--- Begin Input rows ---
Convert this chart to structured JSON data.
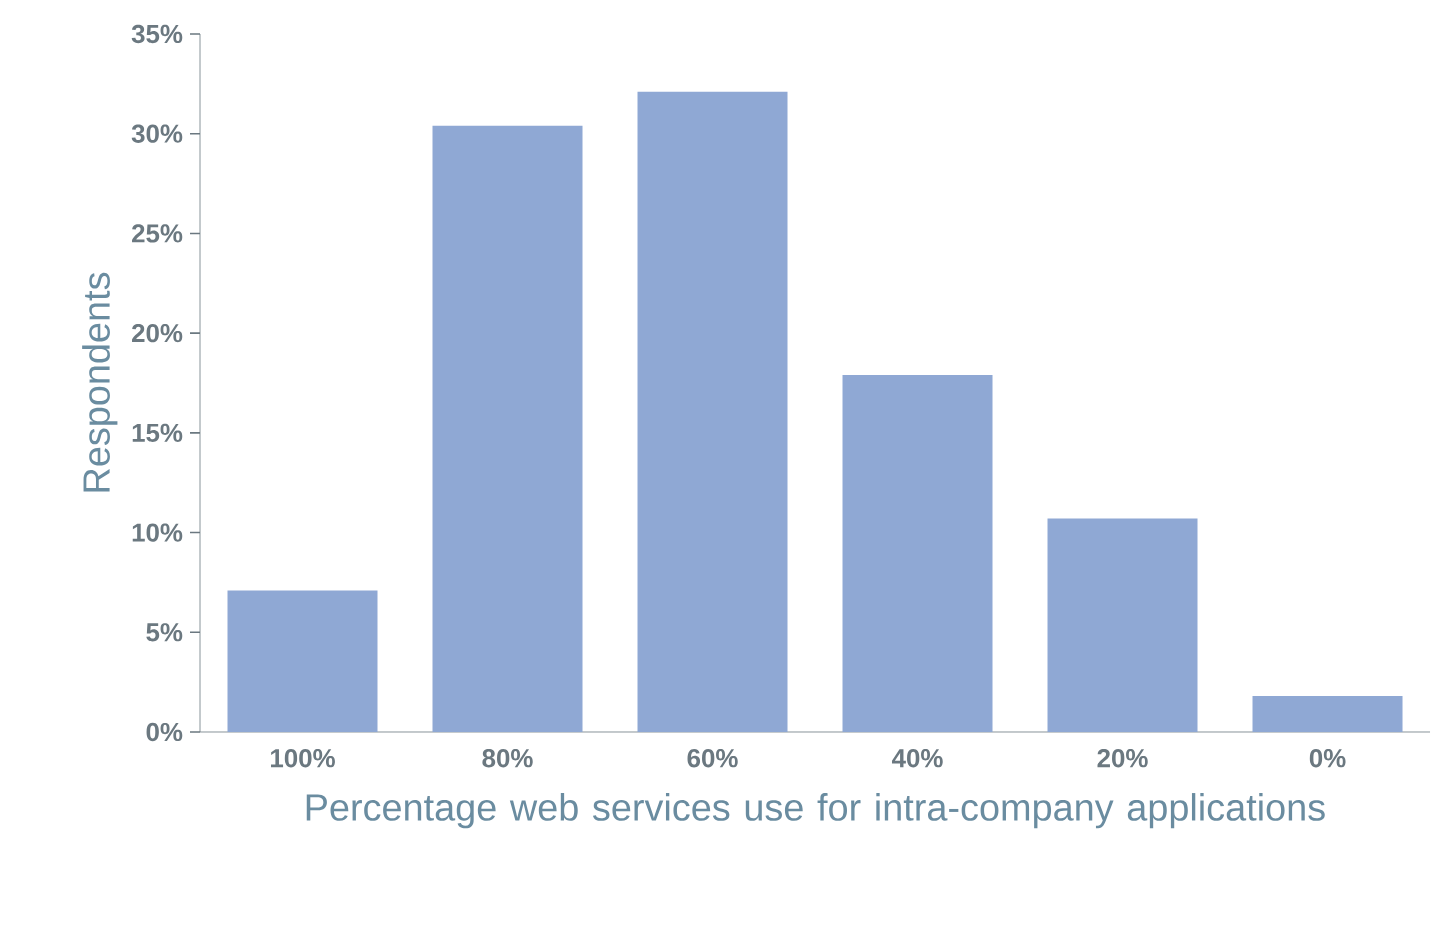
{
  "chart_data": {
    "type": "bar",
    "xlabel": "Percentage web services use for intra-company applications",
    "ylabel": "Respondents",
    "categories": [
      "100%",
      "80%",
      "60%",
      "40%",
      "20%",
      "0%"
    ],
    "values": [
      7.1,
      30.4,
      32.1,
      17.9,
      10.7,
      1.8
    ],
    "color": "#8fa8d4",
    "ylim": [
      0,
      35
    ],
    "yticks": [
      {
        "value": 0,
        "label": "0%"
      },
      {
        "value": 5,
        "label": "5%"
      },
      {
        "value": 10,
        "label": "10%"
      },
      {
        "value": 15,
        "label": "15%"
      },
      {
        "value": 20,
        "label": "20%"
      },
      {
        "value": 25,
        "label": "25%"
      },
      {
        "value": 30,
        "label": "30%"
      },
      {
        "value": 35,
        "label": "35%"
      }
    ]
  }
}
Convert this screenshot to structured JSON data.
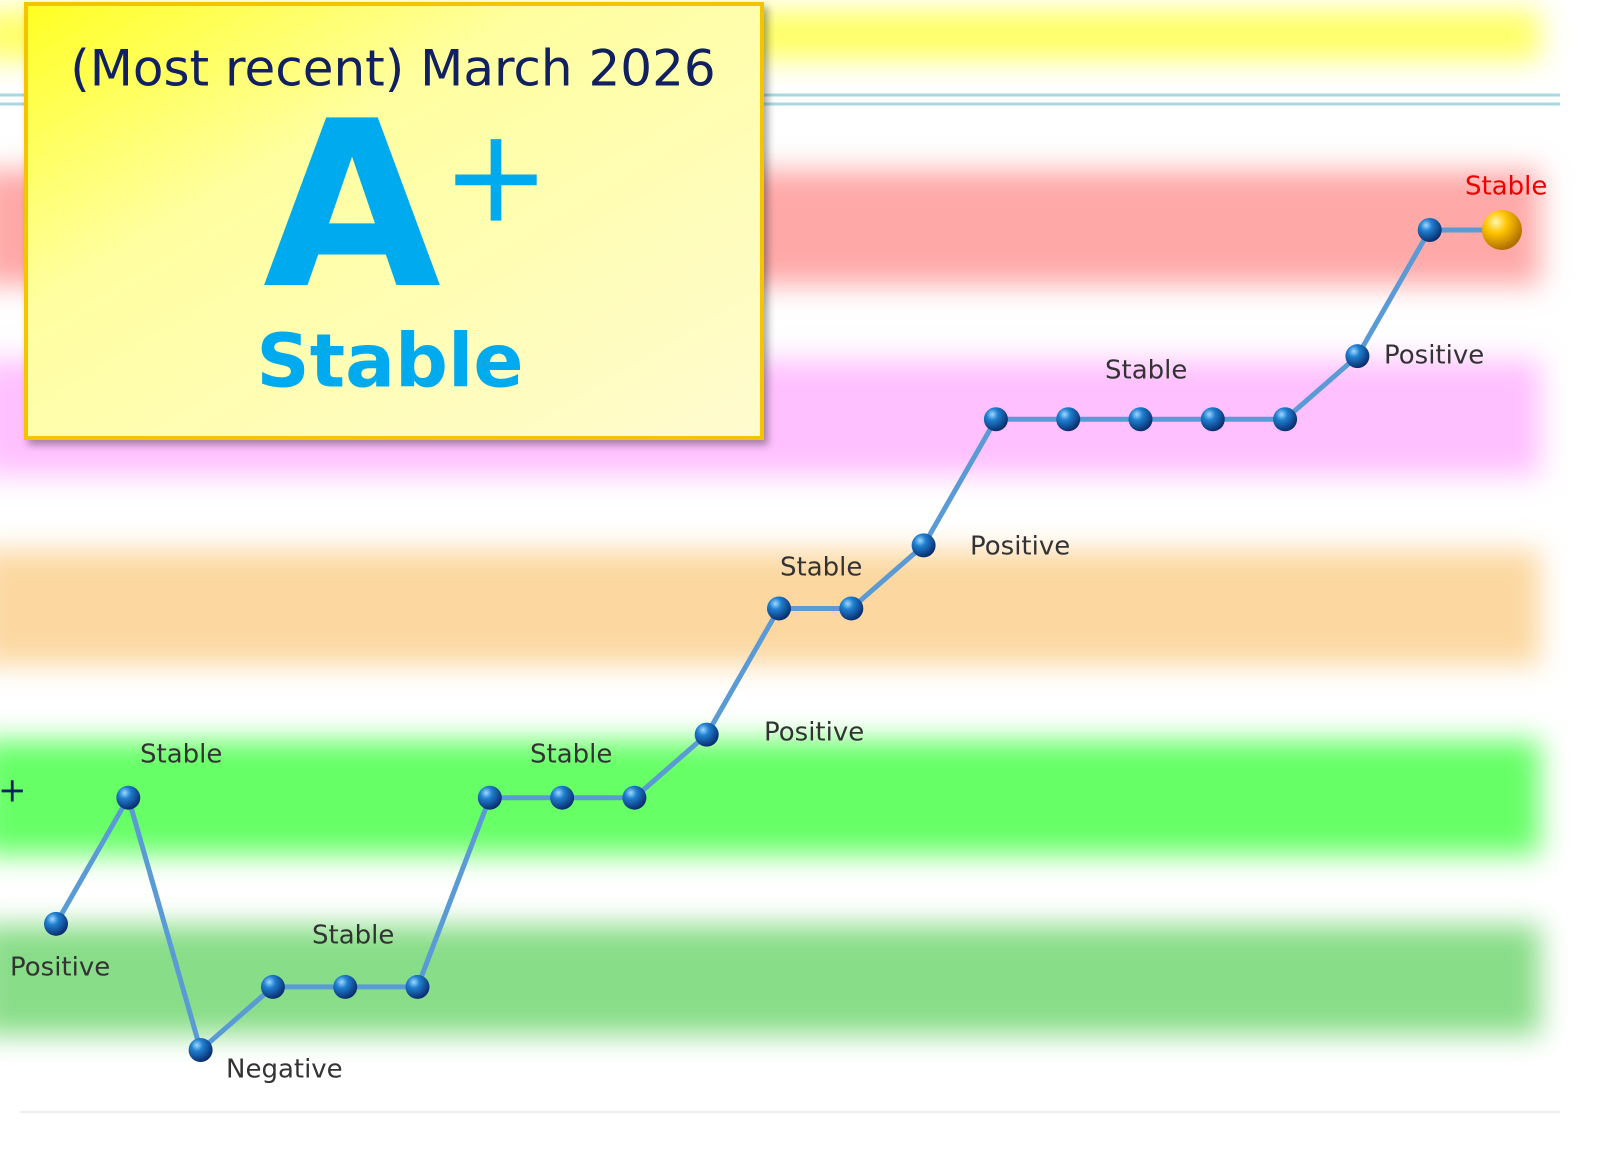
{
  "header": {
    "period": "(Most recent) March 2026",
    "rating": "A",
    "modifier": "+",
    "outlook": "Stable"
  },
  "chart_data": {
    "type": "line",
    "categories": [
      null,
      null,
      null,
      null,
      null,
      null,
      null,
      null,
      null,
      null,
      null,
      null,
      null,
      null,
      null,
      null,
      null,
      null,
      null,
      null,
      null
    ],
    "values": [
      2,
      4,
      0,
      1,
      1,
      1,
      4,
      4,
      4,
      5,
      7,
      7,
      8,
      10,
      10,
      10,
      10,
      10,
      11,
      13,
      13
    ],
    "ylim": [
      0,
      13
    ],
    "color": "#5b9bd5",
    "annotations": [
      "Positive",
      "Stable",
      "Negative",
      "Stable",
      "Stable",
      "Positive",
      "Stable",
      "Positive",
      "Stable",
      "Positive",
      "Stable",
      "+"
    ]
  }
}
--- End Input rows ---
| Short exercise |
Return each line where "Convert" shows up.

| Task response |
Convert this chart to structured JSON data.
Convert this screenshot to structured JSON data.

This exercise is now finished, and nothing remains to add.